═════ ENTRIES PROVIDED ═════

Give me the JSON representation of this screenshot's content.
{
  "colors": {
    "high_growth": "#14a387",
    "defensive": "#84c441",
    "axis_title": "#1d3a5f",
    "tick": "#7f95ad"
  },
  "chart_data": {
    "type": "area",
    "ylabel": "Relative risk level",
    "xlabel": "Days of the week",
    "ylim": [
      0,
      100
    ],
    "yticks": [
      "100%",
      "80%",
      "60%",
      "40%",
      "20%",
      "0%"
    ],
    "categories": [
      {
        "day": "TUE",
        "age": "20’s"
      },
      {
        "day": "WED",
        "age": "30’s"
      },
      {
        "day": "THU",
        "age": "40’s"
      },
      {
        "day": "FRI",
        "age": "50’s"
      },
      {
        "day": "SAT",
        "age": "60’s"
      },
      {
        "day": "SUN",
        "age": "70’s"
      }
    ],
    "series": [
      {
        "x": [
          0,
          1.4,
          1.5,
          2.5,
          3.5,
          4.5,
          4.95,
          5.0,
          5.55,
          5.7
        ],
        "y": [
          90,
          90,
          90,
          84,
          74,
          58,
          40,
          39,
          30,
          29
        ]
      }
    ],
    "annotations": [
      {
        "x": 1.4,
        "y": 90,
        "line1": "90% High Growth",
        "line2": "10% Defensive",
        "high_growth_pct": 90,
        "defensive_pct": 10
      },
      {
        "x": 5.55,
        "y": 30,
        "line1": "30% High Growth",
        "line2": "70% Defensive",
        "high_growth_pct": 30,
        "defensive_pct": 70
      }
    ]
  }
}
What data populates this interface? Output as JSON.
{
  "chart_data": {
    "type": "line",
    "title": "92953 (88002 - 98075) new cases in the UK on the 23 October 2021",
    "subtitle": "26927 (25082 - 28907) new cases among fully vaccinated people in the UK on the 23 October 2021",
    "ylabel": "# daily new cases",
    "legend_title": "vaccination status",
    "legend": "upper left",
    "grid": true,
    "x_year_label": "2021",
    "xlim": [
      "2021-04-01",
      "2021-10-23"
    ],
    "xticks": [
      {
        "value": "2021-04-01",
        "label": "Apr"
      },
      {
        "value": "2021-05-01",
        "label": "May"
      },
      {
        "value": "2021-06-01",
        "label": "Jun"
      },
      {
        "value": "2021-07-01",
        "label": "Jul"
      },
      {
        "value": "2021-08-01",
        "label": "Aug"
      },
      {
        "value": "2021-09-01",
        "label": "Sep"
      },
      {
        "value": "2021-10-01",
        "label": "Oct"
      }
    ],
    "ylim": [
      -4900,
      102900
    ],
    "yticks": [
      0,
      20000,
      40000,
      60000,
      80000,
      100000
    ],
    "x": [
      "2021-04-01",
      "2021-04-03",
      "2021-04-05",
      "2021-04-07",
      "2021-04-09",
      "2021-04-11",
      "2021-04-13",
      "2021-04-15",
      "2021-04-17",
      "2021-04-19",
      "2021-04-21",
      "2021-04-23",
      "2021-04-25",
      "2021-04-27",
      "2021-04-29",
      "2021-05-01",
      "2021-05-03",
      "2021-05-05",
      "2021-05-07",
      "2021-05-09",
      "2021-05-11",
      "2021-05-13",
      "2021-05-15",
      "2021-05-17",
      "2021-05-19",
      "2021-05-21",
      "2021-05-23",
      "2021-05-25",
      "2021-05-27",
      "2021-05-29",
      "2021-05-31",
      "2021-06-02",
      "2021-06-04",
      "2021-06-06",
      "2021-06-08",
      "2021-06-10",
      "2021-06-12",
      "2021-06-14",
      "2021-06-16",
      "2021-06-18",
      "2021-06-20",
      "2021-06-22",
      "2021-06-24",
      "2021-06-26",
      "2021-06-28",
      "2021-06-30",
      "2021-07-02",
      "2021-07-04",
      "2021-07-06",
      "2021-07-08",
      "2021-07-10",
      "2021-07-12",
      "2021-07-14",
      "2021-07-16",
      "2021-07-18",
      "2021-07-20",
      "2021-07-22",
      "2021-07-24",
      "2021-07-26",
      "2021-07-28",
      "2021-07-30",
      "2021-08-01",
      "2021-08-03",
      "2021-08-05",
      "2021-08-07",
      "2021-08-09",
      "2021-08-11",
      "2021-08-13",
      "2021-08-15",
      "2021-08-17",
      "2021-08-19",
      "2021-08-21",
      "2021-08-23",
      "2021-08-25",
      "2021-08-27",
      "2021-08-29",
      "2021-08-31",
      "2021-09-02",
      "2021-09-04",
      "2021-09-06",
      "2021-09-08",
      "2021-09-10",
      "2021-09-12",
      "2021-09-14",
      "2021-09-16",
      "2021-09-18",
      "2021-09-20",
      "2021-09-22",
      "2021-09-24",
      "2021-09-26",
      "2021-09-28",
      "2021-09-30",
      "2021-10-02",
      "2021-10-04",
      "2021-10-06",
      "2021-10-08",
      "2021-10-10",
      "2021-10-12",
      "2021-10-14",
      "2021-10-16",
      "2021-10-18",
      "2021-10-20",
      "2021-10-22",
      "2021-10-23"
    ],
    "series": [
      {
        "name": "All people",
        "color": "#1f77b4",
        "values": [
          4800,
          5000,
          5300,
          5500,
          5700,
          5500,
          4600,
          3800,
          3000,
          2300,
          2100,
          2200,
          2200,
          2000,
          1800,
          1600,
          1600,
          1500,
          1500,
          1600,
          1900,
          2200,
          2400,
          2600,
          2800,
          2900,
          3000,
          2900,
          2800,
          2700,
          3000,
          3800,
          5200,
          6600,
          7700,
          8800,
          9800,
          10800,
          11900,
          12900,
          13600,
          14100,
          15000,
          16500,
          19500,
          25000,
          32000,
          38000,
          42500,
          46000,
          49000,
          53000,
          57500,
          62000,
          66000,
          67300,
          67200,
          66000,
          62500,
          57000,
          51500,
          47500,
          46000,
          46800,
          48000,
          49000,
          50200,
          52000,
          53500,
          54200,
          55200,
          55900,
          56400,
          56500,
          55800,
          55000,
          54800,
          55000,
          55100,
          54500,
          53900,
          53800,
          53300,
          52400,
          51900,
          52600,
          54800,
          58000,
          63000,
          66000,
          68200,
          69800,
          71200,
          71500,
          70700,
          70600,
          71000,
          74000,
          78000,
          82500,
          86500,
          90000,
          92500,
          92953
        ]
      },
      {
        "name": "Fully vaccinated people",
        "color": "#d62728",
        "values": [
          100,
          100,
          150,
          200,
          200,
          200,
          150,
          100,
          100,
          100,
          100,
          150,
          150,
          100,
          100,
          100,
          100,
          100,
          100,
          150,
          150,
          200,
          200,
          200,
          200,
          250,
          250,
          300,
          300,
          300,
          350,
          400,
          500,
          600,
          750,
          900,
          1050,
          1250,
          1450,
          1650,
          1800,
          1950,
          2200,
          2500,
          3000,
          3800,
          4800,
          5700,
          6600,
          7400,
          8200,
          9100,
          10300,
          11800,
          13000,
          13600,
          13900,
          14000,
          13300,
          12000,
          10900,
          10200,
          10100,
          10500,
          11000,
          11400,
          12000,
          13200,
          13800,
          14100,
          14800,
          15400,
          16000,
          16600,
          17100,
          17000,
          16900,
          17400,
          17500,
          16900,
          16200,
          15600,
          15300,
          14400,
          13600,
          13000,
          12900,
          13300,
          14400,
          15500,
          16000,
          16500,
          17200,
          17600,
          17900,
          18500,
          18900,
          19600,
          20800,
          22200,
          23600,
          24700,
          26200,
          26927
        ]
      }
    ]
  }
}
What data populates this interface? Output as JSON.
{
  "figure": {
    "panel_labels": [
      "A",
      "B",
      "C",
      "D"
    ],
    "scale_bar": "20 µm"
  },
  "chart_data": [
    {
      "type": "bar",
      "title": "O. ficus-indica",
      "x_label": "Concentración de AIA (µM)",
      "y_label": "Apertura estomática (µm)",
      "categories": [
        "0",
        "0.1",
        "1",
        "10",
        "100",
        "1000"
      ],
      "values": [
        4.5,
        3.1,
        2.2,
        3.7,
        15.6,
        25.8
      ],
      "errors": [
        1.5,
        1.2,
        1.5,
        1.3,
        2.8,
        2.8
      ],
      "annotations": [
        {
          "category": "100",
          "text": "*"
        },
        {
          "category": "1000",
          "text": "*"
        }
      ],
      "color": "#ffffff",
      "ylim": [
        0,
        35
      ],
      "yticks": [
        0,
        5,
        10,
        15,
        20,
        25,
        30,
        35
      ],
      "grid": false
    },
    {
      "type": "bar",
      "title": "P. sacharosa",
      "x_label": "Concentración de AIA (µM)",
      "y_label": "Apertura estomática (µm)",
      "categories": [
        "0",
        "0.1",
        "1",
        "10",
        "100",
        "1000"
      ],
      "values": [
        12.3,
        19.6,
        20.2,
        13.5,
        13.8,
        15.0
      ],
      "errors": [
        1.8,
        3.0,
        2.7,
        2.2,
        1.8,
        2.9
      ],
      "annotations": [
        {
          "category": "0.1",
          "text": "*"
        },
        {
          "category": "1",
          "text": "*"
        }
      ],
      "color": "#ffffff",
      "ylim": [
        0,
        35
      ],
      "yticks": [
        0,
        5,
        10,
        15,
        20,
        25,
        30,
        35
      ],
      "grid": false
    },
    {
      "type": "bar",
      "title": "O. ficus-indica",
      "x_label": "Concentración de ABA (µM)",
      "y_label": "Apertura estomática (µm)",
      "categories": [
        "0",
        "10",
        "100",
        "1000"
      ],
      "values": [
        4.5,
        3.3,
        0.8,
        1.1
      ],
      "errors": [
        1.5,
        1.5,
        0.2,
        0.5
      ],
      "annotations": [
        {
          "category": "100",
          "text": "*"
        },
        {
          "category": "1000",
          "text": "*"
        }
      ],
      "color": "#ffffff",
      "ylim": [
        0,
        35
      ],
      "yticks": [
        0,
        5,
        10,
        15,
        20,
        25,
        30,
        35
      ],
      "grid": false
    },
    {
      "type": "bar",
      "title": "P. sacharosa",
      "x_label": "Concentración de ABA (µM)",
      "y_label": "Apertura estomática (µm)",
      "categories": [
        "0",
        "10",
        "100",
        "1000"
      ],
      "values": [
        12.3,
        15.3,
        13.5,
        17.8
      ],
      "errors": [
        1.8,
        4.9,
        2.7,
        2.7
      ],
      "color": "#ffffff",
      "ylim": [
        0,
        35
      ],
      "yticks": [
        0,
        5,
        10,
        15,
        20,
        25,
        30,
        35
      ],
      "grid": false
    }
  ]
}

═════

• [WRITTEN PROBLEM]: Which lines above contain the word "cases"? Copy each of them.

• [SOLUTION TO THE EXERCISE]:
    "title": "92953 (88002 - 98075) new cases in the UK on the 23 October 2021",
    "subtitle": "26927 (25082 - 28907) new cases among fully vaccinated people in the UK on the 23 October 2021",
    "ylabel": "# daily new cases",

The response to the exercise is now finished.